>>>

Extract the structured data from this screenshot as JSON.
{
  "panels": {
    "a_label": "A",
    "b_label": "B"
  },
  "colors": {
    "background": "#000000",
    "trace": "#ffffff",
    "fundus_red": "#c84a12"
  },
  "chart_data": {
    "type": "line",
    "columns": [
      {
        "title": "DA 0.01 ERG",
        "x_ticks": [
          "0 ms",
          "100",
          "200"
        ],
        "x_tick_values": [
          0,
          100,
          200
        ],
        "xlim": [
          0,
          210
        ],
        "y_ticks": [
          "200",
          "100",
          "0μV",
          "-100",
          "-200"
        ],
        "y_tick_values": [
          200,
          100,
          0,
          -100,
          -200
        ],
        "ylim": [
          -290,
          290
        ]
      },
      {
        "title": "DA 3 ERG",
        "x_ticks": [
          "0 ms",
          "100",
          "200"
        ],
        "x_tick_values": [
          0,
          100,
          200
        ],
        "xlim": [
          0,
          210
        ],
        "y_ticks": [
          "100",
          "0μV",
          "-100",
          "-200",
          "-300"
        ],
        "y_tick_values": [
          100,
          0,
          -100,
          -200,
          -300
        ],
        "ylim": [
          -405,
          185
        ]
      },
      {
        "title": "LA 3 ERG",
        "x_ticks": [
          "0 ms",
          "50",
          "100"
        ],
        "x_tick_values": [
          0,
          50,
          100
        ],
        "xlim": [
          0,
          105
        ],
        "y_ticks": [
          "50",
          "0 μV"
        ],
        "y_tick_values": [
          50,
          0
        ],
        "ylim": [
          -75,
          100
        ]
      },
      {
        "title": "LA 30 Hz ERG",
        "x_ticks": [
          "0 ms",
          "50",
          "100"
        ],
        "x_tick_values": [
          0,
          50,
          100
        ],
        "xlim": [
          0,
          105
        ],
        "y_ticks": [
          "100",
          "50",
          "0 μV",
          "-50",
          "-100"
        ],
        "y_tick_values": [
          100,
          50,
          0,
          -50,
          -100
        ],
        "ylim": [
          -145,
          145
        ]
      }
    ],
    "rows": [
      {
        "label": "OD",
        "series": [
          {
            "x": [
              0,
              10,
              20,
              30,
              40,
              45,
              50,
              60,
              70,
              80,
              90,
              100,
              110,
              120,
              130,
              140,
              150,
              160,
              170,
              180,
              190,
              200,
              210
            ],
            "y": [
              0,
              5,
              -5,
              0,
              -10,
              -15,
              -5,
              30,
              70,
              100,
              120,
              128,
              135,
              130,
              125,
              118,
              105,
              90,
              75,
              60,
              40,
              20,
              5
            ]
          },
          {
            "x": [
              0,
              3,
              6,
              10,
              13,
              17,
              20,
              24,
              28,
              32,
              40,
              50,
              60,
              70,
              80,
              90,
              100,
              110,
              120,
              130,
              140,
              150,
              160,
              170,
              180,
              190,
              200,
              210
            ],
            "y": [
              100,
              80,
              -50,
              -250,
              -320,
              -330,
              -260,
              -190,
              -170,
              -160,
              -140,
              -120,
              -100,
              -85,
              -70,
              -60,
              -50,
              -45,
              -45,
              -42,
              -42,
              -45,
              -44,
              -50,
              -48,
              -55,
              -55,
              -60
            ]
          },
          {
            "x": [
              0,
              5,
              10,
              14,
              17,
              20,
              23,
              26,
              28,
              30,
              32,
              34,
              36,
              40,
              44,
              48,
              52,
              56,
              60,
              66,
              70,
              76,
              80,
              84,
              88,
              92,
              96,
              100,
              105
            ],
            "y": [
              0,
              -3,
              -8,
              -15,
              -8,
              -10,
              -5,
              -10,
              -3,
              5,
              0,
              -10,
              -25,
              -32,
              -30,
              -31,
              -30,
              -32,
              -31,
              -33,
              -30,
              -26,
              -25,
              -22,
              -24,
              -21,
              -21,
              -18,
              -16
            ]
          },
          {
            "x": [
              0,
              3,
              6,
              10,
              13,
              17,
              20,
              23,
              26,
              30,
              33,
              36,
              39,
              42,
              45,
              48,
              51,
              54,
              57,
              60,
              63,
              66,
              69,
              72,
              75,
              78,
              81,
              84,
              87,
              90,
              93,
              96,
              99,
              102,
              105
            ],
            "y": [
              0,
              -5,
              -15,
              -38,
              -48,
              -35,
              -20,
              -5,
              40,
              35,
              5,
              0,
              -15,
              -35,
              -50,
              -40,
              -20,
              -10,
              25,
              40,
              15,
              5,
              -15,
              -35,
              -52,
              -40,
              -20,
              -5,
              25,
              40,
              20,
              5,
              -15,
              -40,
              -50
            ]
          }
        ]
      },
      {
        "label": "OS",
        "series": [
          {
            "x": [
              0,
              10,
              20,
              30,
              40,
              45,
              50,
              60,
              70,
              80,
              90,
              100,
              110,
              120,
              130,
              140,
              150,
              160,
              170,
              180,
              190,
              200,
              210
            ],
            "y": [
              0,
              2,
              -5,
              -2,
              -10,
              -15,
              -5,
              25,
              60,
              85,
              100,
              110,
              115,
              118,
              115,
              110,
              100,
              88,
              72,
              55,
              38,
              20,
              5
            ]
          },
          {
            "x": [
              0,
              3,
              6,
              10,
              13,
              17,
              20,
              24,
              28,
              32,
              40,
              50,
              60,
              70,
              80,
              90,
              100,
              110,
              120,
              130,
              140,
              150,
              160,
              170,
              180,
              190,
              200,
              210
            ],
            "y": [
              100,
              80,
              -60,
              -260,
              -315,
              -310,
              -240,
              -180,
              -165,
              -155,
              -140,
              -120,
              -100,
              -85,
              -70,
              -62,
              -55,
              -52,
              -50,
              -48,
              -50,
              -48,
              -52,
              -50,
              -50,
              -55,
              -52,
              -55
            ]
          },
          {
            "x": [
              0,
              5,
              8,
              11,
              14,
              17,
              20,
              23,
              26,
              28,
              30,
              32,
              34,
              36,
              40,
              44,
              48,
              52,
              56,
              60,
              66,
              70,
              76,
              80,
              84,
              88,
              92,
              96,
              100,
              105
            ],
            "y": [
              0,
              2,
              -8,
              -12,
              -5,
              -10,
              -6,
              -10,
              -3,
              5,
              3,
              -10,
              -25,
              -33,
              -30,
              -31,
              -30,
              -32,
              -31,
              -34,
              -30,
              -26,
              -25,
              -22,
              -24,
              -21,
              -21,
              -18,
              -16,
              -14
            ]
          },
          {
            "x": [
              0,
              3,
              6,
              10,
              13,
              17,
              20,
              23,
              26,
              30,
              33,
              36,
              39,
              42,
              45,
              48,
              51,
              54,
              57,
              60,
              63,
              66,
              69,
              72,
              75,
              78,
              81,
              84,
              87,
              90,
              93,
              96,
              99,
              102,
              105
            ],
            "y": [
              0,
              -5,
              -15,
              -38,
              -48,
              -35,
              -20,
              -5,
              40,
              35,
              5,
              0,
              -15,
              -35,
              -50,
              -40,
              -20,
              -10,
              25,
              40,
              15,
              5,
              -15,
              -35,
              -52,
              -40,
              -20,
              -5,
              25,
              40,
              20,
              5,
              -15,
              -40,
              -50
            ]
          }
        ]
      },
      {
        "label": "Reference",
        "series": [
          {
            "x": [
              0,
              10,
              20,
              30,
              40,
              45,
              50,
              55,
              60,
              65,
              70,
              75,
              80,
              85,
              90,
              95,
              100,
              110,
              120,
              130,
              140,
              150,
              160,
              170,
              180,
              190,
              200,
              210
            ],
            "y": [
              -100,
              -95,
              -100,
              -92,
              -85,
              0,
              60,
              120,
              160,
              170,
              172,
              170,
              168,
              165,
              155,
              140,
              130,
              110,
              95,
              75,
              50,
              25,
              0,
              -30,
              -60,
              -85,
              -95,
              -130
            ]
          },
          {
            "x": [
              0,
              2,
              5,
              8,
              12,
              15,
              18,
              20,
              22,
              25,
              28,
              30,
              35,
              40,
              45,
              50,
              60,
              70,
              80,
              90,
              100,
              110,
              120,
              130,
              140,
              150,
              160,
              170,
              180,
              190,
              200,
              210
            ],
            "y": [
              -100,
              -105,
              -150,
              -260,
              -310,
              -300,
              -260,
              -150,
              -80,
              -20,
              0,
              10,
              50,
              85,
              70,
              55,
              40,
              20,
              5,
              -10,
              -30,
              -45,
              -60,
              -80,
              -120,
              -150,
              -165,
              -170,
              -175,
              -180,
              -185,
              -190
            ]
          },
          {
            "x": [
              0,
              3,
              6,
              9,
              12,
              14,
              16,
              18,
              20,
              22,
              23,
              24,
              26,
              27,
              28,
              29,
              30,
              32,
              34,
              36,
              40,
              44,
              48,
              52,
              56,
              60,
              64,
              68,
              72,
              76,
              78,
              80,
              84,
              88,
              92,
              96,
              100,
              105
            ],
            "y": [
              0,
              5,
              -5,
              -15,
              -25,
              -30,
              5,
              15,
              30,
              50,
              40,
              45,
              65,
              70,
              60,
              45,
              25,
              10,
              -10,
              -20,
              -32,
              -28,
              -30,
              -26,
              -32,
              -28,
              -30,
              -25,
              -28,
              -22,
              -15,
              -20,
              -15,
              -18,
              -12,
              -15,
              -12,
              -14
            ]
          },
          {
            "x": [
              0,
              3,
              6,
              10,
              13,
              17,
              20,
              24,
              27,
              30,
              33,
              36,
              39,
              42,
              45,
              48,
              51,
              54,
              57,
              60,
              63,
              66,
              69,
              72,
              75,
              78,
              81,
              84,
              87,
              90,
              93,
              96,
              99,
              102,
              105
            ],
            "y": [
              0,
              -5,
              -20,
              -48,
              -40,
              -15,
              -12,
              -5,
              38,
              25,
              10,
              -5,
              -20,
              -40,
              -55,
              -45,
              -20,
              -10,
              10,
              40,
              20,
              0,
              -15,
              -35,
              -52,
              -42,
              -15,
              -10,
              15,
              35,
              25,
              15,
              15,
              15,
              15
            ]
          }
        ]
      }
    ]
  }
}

<<<

Identify each line containing the string "title" and copy it out.

*Result of the exercise*.
        "title": "DA 0.01 ERG",
        "title": "DA 3 ERG",
        "title": "LA 3 ERG",
        "title": "LA 30 Hz ERG",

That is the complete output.